Collected data entries

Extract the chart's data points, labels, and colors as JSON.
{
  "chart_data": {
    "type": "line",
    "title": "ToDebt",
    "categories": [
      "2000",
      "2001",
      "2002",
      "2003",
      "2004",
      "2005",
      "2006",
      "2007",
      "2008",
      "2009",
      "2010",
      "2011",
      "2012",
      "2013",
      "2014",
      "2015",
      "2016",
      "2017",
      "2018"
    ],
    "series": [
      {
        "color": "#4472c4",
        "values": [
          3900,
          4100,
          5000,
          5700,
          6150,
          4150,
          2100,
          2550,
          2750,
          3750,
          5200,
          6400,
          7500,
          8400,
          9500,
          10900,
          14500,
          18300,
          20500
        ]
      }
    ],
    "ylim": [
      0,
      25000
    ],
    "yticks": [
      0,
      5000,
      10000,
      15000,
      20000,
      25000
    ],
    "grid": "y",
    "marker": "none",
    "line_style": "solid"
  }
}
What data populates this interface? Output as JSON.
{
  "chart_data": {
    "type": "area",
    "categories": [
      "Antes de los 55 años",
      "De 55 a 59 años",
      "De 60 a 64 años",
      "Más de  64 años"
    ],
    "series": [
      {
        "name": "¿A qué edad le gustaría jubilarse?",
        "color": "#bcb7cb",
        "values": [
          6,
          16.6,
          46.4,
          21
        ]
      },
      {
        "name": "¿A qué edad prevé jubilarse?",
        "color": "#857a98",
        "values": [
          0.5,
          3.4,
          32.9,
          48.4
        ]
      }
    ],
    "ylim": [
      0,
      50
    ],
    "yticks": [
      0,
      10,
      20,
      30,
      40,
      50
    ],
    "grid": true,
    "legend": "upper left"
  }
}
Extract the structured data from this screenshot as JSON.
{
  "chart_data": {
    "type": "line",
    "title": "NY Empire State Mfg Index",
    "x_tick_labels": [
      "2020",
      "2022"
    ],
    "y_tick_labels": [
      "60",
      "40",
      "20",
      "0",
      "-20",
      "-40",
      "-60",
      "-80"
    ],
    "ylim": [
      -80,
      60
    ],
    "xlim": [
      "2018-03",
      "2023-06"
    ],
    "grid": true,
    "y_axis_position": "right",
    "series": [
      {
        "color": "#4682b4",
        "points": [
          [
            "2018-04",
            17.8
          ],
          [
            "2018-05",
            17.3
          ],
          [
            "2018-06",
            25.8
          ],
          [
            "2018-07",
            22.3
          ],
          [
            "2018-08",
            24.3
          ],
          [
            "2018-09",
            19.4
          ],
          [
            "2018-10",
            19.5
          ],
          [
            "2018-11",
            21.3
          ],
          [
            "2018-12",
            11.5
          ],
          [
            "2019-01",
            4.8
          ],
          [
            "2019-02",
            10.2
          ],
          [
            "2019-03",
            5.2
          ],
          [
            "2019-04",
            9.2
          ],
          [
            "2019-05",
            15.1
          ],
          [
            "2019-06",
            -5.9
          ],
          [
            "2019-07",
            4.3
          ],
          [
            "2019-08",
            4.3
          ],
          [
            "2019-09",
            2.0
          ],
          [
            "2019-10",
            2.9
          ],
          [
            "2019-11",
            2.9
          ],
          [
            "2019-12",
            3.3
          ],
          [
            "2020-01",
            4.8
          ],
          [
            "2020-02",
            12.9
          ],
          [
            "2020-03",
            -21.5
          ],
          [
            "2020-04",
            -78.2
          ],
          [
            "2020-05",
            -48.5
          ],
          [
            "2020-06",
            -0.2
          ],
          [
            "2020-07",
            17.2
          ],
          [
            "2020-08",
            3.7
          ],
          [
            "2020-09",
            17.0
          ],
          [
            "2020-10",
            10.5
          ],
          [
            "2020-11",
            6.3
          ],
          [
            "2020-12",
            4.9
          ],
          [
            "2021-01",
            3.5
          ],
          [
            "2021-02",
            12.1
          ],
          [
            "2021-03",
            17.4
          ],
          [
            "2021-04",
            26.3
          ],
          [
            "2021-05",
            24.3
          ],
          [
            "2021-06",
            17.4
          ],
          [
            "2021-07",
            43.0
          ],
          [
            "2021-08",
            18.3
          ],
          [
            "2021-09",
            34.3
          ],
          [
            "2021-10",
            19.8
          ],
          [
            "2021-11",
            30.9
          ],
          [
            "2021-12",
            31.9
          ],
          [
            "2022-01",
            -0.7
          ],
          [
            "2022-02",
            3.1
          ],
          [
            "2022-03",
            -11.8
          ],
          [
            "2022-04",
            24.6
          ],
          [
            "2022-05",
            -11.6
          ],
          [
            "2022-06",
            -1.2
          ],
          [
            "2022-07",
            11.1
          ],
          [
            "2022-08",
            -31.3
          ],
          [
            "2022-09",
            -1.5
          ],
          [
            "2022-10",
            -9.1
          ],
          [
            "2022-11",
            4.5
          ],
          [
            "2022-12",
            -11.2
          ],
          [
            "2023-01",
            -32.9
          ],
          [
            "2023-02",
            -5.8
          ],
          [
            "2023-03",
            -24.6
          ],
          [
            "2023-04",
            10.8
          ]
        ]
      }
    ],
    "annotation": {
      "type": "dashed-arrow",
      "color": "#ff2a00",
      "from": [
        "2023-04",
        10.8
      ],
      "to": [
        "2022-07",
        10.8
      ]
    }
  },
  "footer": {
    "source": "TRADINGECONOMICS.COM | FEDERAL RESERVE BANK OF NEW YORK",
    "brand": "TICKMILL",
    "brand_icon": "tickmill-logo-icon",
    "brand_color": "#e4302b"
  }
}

— Directive —
In the listing, find each line with the string "points" and copy it.

— Written answer —
Extract the chart's data points, labels, and colors as JSON.
        "points": [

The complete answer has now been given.